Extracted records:
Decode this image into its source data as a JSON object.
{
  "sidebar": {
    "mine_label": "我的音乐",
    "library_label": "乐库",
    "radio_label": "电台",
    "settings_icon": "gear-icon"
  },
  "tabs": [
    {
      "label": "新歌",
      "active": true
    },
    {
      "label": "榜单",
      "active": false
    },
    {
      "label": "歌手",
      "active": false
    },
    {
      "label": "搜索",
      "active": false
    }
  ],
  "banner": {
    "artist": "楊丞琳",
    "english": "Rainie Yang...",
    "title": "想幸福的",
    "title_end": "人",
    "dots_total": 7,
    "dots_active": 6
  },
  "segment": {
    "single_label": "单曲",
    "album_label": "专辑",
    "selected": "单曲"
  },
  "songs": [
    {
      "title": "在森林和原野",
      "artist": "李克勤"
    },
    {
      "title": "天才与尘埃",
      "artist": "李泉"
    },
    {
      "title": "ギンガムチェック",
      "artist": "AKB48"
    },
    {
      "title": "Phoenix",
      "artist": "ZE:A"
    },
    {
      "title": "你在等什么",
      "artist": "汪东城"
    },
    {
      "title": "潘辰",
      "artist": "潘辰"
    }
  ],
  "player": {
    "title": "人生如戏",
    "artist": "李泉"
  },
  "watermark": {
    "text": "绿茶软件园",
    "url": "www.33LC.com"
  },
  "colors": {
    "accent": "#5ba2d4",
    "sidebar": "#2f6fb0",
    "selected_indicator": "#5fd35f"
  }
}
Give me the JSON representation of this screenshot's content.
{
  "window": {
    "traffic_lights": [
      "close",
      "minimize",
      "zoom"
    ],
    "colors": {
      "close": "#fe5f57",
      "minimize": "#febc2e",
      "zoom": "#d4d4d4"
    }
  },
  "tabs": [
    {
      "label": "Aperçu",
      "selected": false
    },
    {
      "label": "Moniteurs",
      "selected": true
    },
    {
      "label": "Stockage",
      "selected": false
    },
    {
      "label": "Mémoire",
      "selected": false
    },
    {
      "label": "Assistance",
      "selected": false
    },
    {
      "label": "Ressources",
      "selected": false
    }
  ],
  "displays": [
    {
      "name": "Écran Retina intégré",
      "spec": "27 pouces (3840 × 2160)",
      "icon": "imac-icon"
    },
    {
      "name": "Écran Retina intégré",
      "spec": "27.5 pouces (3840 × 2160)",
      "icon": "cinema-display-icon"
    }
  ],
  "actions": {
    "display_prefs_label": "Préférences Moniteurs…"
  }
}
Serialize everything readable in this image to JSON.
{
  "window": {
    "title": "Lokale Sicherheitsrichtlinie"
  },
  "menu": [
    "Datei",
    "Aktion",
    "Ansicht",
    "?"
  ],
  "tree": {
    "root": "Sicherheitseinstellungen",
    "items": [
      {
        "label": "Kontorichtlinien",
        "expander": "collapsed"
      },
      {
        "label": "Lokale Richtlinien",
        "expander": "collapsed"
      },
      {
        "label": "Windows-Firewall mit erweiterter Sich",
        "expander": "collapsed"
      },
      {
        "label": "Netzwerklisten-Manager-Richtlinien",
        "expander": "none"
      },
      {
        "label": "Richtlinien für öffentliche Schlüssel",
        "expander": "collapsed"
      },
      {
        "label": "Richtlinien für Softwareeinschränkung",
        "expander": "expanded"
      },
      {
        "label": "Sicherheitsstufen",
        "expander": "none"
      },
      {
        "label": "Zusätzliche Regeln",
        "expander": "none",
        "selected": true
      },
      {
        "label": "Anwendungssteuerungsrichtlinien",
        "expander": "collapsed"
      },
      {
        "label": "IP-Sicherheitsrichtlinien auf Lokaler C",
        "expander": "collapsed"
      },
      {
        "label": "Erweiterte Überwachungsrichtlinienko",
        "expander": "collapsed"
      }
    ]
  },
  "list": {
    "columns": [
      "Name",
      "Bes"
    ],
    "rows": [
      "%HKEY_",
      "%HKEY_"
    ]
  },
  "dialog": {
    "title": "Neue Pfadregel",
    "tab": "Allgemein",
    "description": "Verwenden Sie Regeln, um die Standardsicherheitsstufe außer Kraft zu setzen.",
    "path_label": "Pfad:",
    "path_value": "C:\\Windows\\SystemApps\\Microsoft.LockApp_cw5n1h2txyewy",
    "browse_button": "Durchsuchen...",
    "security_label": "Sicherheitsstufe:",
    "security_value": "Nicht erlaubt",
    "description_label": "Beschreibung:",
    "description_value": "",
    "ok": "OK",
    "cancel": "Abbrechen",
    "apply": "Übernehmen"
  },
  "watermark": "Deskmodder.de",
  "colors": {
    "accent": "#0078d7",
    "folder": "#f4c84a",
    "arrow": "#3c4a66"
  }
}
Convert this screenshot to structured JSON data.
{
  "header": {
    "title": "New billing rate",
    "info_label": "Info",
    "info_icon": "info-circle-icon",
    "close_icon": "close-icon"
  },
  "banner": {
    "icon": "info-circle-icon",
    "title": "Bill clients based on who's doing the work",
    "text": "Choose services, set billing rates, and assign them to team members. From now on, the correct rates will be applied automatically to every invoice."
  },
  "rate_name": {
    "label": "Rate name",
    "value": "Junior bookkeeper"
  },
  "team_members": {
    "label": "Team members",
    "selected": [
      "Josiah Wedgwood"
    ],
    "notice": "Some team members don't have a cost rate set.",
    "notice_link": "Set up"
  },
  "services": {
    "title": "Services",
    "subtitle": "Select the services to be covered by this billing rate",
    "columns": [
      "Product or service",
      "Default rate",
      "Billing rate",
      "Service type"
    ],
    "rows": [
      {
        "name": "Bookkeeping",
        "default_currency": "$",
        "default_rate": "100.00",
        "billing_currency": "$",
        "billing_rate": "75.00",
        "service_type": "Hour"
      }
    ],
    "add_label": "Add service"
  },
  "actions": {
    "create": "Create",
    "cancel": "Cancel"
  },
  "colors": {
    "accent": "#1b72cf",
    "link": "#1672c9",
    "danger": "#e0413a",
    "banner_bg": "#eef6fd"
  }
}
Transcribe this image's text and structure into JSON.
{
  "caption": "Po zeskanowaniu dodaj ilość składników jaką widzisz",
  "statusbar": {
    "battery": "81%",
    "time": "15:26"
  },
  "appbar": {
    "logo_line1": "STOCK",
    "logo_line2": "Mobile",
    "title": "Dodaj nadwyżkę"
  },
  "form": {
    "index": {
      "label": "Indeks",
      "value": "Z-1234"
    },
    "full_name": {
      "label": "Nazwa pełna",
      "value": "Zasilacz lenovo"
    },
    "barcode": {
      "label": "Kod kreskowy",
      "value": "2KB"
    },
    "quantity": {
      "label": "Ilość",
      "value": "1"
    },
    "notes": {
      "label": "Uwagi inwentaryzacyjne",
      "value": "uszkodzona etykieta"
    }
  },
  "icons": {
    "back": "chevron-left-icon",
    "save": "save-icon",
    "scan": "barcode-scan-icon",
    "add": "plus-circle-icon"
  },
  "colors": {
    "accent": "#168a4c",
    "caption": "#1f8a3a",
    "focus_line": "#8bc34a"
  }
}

*Work to complete*
Collect the lines that hold "circle".

*The completed task*
    "info_icon": "info-circle-icon",
    "icon": "info-circle-icon",
    "add": "plus-circle-icon"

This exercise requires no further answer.